REQUEST
Copy all the material that follows, keeping every character the same.

INFORMATION PROVIDED
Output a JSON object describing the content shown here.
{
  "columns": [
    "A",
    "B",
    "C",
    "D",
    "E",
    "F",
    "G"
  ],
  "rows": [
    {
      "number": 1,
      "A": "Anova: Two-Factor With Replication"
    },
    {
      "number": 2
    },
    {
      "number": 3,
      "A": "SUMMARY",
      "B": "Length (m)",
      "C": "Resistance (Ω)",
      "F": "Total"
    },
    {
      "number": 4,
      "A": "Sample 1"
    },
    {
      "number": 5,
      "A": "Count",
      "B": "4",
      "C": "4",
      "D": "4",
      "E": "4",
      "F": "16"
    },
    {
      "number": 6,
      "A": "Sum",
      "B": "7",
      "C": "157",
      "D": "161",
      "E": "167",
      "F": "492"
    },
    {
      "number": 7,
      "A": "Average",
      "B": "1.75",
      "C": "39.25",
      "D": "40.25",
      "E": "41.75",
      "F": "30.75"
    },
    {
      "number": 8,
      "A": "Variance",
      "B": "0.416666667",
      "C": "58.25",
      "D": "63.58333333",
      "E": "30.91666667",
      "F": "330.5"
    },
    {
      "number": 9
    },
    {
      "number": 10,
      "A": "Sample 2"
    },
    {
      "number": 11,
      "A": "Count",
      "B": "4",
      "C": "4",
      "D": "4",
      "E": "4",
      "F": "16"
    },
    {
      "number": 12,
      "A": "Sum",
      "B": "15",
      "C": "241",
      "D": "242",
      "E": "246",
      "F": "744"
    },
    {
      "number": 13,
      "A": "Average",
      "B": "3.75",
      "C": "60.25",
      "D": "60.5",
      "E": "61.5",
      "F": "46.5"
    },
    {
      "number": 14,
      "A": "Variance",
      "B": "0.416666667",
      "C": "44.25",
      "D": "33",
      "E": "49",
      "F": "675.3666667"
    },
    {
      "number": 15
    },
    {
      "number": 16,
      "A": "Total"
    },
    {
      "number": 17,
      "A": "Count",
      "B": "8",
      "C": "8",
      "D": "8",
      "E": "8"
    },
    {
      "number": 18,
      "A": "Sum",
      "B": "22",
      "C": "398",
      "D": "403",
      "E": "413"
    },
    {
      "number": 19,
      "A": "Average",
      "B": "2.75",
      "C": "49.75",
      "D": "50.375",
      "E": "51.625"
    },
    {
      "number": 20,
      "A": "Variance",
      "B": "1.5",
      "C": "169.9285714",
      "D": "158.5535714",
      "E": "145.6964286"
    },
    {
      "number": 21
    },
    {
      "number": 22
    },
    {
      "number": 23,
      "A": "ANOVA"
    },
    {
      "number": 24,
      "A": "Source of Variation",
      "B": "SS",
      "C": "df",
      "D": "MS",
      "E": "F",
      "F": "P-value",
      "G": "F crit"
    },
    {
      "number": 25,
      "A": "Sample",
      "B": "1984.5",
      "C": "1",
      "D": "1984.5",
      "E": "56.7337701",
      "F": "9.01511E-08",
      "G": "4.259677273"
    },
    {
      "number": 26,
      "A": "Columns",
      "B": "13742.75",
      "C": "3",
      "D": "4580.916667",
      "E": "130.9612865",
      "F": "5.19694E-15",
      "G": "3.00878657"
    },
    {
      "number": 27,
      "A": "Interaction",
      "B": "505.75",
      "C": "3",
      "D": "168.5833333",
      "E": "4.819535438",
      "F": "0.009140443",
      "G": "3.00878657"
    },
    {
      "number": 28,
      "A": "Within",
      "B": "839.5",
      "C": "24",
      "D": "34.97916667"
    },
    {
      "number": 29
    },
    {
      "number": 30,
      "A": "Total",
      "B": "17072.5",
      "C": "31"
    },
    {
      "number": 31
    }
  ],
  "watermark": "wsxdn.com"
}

THE OUTPUT
Output a JSON object describing the content shown here.
{
  "columns": [
    "A",
    "B",
    "C",
    "D",
    "E",
    "F",
    "G"
  ],
  "rows": [
    {
      "number": 1,
      "A": "Anova: Two-Factor With Replication"
    },
    {
      "number": 2
    },
    {
      "number": 3,
      "A": "SUMMARY",
      "B": "Length (m)",
      "C": "Resistance (Ω)",
      "F": "Total"
    },
    {
      "number": 4,
      "A": "Sample 1"
    },
    {
      "number": 5,
      "A": "Count",
      "B": "4",
      "C": "4",
      "D": "4",
      "E": "4",
      "F": "16"
    },
    {
      "number": 6,
      "A": "Sum",
      "B": "7",
      "C": "157",
      "D": "161",
      "E": "167",
      "F": "492"
    },
    {
      "number": 7,
      "A": "Average",
      "B": "1.75",
      "C": "39.25",
      "D": "40.25",
      "E": "41.75",
      "F": "30.75"
    },
    {
      "number": 8,
      "A": "Variance",
      "B": "0.416666667",
      "C": "58.25",
      "D": "63.58333333",
      "E": "30.91666667",
      "F": "330.5"
    },
    {
      "number": 9
    },
    {
      "number": 10,
      "A": "Sample 2"
    },
    {
      "number": 11,
      "A": "Count",
      "B": "4",
      "C": "4",
      "D": "4",
      "E": "4",
      "F": "16"
    },
    {
      "number": 12,
      "A": "Sum",
      "B": "15",
      "C": "241",
      "D": "242",
      "E": "246",
      "F": "744"
    },
    {
      "number": 13,
      "A": "Average",
      "B": "3.75",
      "C": "60.25",
      "D": "60.5",
      "E": "61.5",
      "F": "46.5"
    },
    {
      "number": 14,
      "A": "Variance",
      "B": "0.416666667",
      "C": "44.25",
      "D": "33",
      "E": "49",
      "F": "675.3666667"
    },
    {
      "number": 15
    },
    {
      "number": 16,
      "A": "Total"
    },
    {
      "number": 17,
      "A": "Count",
      "B": "8",
      "C": "8",
      "D": "8",
      "E": "8"
    },
    {
      "number": 18,
      "A": "Sum",
      "B": "22",
      "C": "398",
      "D": "403",
      "E": "413"
    },
    {
      "number": 19,
      "A": "Average",
      "B": "2.75",
      "C": "49.75",
      "D": "50.375",
      "E": "51.625"
    },
    {
      "number": 20,
      "A": "Variance",
      "B": "1.5",
      "C": "169.9285714",
      "D": "158.5535714",
      "E": "145.6964286"
    },
    {
      "number": 21
    },
    {
      "number": 22
    },
    {
      "number": 23,
      "A": "ANOVA"
    },
    {
      "number": 24,
      "A": "Source of Variation",
      "B": "SS",
      "C": "df",
      "D": "MS",
      "E": "F",
      "F": "P-value",
      "G": "F crit"
    },
    {
      "number": 25,
      "A": "Sample",
      "B": "1984.5",
      "C": "1",
      "D": "1984.5",
      "E": "56.7337701",
      "F": "9.01511E-08",
      "G": "4.259677273"
    },
    {
      "number": 26,
      "A": "Columns",
      "B": "13742.75",
      "C": "3",
      "D": "4580.916667",
      "E": "130.9612865",
      "F": "5.19694E-15",
      "G": "3.00878657"
    },
    {
      "number": 27,
      "A": "Interaction",
      "B": "505.75",
      "C": "3",
      "D": "168.5833333",
      "E": "4.819535438",
      "F": "0.009140443",
      "G": "3.00878657"
    },
    {
      "number": 28,
      "A": "Within",
      "B": "839.5",
      "C": "24",
      "D": "34.97916667"
    },
    {
      "number": 29
    },
    {
      "number": 30,
      "A": "Total",
      "B": "17072.5",
      "C": "31"
    },
    {
      "number": 31
    }
  ],
  "watermark": "wsxdn.com"
}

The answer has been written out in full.